Report all lines from the entries below in which "bequests" appears.

--- --- ---

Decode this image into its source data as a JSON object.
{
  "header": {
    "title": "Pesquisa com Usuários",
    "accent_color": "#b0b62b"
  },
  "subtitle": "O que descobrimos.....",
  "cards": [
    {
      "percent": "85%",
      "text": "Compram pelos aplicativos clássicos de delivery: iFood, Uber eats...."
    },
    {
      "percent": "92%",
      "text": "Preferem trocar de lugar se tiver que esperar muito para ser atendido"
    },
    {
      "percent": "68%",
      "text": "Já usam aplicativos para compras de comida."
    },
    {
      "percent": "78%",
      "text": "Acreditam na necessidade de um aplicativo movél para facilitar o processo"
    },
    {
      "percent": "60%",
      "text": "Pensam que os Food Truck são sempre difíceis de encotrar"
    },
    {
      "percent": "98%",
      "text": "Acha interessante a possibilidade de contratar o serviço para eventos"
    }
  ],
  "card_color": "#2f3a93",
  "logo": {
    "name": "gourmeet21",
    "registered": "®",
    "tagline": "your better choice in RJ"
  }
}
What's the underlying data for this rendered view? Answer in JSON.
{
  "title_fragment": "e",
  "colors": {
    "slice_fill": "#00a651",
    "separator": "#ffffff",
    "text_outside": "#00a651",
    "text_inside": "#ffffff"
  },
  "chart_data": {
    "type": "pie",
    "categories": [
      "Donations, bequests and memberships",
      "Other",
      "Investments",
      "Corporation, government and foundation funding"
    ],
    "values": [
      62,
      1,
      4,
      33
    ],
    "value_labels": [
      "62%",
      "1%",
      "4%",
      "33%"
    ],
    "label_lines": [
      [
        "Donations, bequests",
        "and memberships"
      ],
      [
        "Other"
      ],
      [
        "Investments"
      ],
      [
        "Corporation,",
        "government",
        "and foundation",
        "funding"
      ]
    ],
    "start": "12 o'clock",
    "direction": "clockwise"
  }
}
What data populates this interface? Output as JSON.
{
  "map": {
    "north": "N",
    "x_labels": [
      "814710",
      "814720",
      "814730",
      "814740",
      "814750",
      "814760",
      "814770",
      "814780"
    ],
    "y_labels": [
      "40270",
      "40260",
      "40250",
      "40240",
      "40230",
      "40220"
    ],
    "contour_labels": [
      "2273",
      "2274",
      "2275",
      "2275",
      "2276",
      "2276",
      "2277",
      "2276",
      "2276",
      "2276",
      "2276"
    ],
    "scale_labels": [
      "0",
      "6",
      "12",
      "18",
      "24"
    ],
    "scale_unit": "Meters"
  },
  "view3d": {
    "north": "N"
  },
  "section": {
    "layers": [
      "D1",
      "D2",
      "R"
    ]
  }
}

--- --- ---

ANSWER TO THIS TASK:
      "Donations, bequests and memberships",
        "Donations, bequests",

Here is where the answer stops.